● **Your objective**
Transcribe the listing verbatim. Do not carry over any pictures.

● **Entries provided**
============

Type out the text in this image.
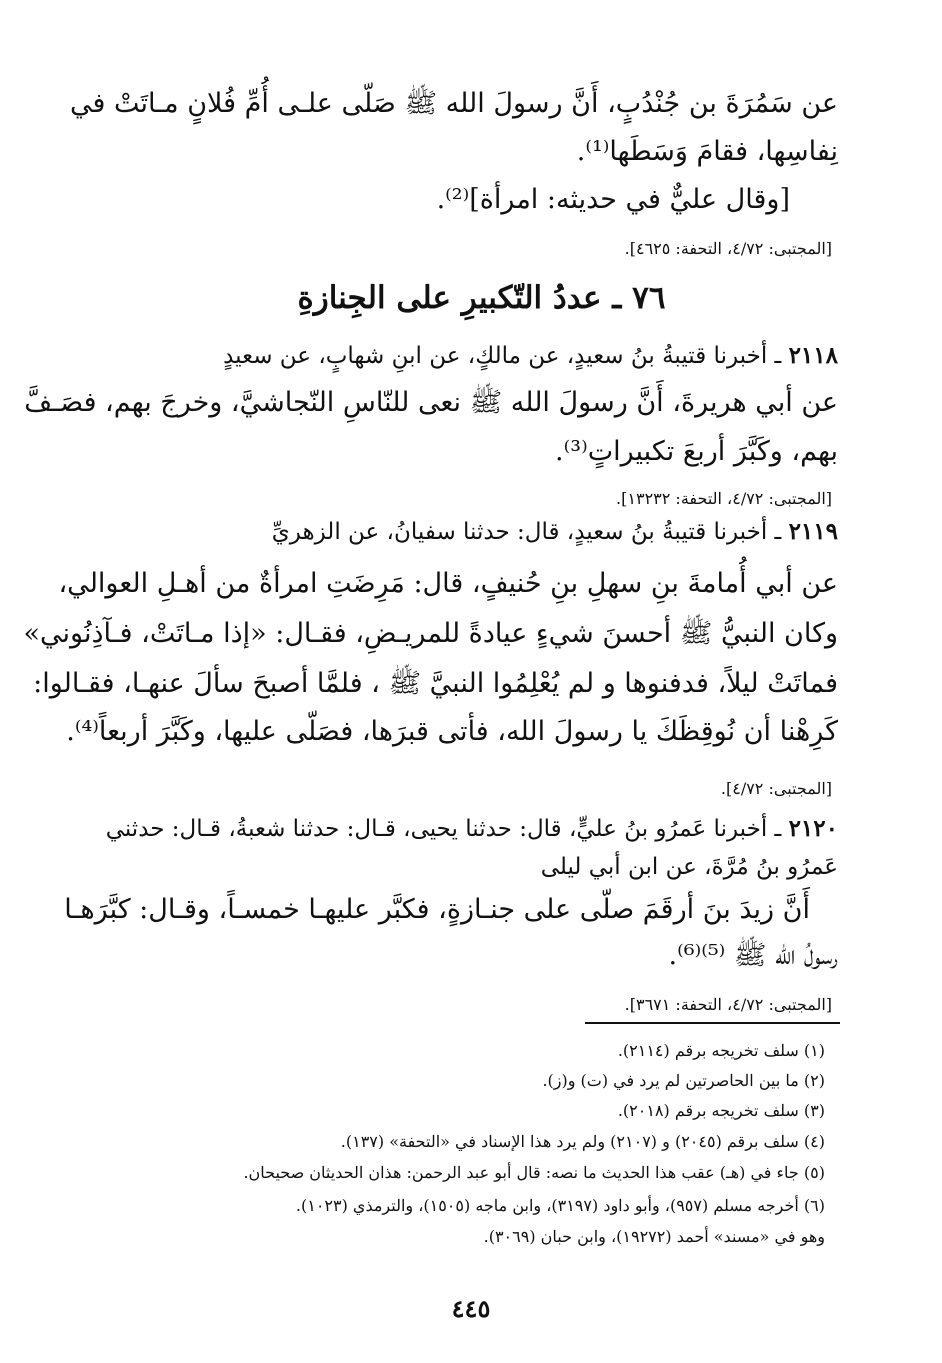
عن سَمُرَةَ بن جُنْدُبٍ، أَنَّ رسولَ الله ﷺ صَلّى علـى أُمِّ فُلانٍ مـاتَتْ في
نِفاسِها، فقامَ وَسَطَها⁽¹⁾.
[وقال عليٌّ في حديثه: امرأة]⁽²⁾.
[المجتبى: ٤/٧٢، التحفة: ٤٦٢٥].
٧٦ ـ عددُ التّكبيرِ على الجِنازةِ
٢١١٨ ـ أخبرنا قتيبةُ بنُ سعيدٍ، عن مالكٍ، عن ابنِ شهابٍ، عن سعيدٍ
عن أبي هريرةَ، أَنَّ رسولَ الله ﷺ نعى للنّاسِ النّجاشيَّ، وخرجَ بهم، فصَـفَّ
بهم، وكَبَّرَ أربعَ تكبيراتٍ⁽³⁾.
[المجتبى: ٤/٧٢، التحفة: ١٣٢٣٢].
٢١١٩ ـ أخبرنا قتيبةُ بنُ سعيدٍ، قال: حدثنا سفيانُ، عن الزهريِّ
عن أبي أُمامةَ بنِ سهلِ بنِ حُنيفٍ، قال: مَرِضَتِ امرأةٌ من أهـلِ العوالي،
وكان النبيُّ ﷺ أحسنَ شيءٍ عيادةً للمريـضِ، فقـال: «إذا مـاتَتْ، فـآذِنُوني»
فماتَتْ ليلاً، فدفنوها و لم يُعْلِمُوا النبيَّ ﷺ ، فلمَّا أصبحَ سألَ عنهـا، فقـالوا:
كَرِهْنا أن نُوقِظَكَ يا رسولَ الله، فأتى قبرَها، فصَلّى عليها، وكَبَّرَ أربعاً⁽⁴⁾.
[المجتبى: ٤/٧٢].
٢١٢٠ ـ أخبرنا عَمرُو بنُ عليٍّ، قال: حدثنا يحيى، قـال: حدثنا شعبةُ، قـال: حدثني
عَمرُو بنُ مُرَّةَ، عن ابن أبي ليلى
أَنَّ زيدَ بنَ أرقَمَ صلّى على جنـازةٍ، فكبَّر عليهـا خمسـاً، وقـال: كبَّرَهـا
رسولُ الله ﷺ ⁽⁵⁾⁽⁶⁾.
[المجتبى: ٤/٧٢، التحفة: ٣٦٧١].
(١) سلف تخريجه برقم (٢١١٤).
(٢) ما بين الحاصرتين لم يرد في (ت) و(ز).
(٣) سلف تخريجه برقم (٢٠١٨).
(٤) سلف برقم (٢٠٤٥) و (٢١٠٧) ولم يرد هذا الإسناد في «التحفة» (١٣٧).
(٥) جاء في (هـ) عقب هذا الحديث ما نصه: قال أبو عبد الرحمن: هذان الحديثان صحيحان.
(٦) أخرجه مسلم (٩٥٧)، وأبو داود (٣١٩٧)، وابن ماجه (١٥٠٥)، والترمذي (١٠٢٣).
وهو في «مسند» أحمد (١٩٢٧٢)، وابن حبان (٣٠٦٩).
٤٤٥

============

● **Answer to this task**
Type out the text in this image.
عن سَمُرَةَ بن جُنْدُبٍ، أَنَّ رسولَ الله ﷺ صَلّى علـى أُمِّ فُلانٍ مـاتَتْ في
نِفاسِها، فقامَ وَسَطَها⁽¹⁾.
[وقال عليٌّ في حديثه: امرأة]⁽²⁾.
[المجتبى: ٤/٧٢، التحفة: ٤٦٢٥].
٧٦ ـ عددُ التّكبيرِ على الجِنازةِ
٢١١٨ ـ أخبرنا قتيبةُ بنُ سعيدٍ، عن مالكٍ، عن ابنِ شهابٍ، عن سعيدٍ
عن أبي هريرةَ، أَنَّ رسولَ الله ﷺ نعى للنّاسِ النّجاشيَّ، وخرجَ بهم، فصَـفَّ
بهم، وكَبَّرَ أربعَ تكبيراتٍ⁽³⁾.
[المجتبى: ٤/٧٢، التحفة: ١٣٢٣٢].
٢١١٩ ـ أخبرنا قتيبةُ بنُ سعيدٍ، قال: حدثنا سفيانُ، عن الزهريِّ
عن أبي أُمامةَ بنِ سهلِ بنِ حُنيفٍ، قال: مَرِضَتِ امرأةٌ من أهـلِ العوالي،
وكان النبيُّ ﷺ أحسنَ شيءٍ عيادةً للمريـضِ، فقـال: «إذا مـاتَتْ، فـآذِنُوني»
فماتَتْ ليلاً، فدفنوها و لم يُعْلِمُوا النبيَّ ﷺ ، فلمَّا أصبحَ سألَ عنهـا، فقـالوا:
كَرِهْنا أن نُوقِظَكَ يا رسولَ الله، فأتى قبرَها، فصَلّى عليها، وكَبَّرَ أربعاً⁽⁴⁾.
[المجتبى: ٤/٧٢].
٢١٢٠ ـ أخبرنا عَمرُو بنُ عليٍّ، قال: حدثنا يحيى، قـال: حدثنا شعبةُ، قـال: حدثني
عَمرُو بنُ مُرَّةَ، عن ابن أبي ليلى
أَنَّ زيدَ بنَ أرقَمَ صلّى على جنـازةٍ، فكبَّر عليهـا خمسـاً، وقـال: كبَّرَهـا
رسولُ الله ﷺ ⁽⁵⁾⁽⁶⁾.
[المجتبى: ٤/٧٢، التحفة: ٣٦٧١].
(١) سلف تخريجه برقم (٢١١٤).
(٢) ما بين الحاصرتين لم يرد في (ت) و(ز).
(٣) سلف تخريجه برقم (٢٠١٨).
(٤) سلف برقم (٢٠٤٥) و (٢١٠٧) ولم يرد هذا الإسناد في «التحفة» (١٣٧).
(٥) جاء في (هـ) عقب هذا الحديث ما نصه: قال أبو عبد الرحمن: هذان الحديثان صحيحان.
(٦) أخرجه مسلم (٩٥٧)، وأبو داود (٣١٩٧)، وابن ماجه (١٥٠٥)، والترمذي (١٠٢٣).
وهو في «مسند» أحمد (١٩٢٧٢)، وابن حبان (٣٠٦٩).
٤٤٥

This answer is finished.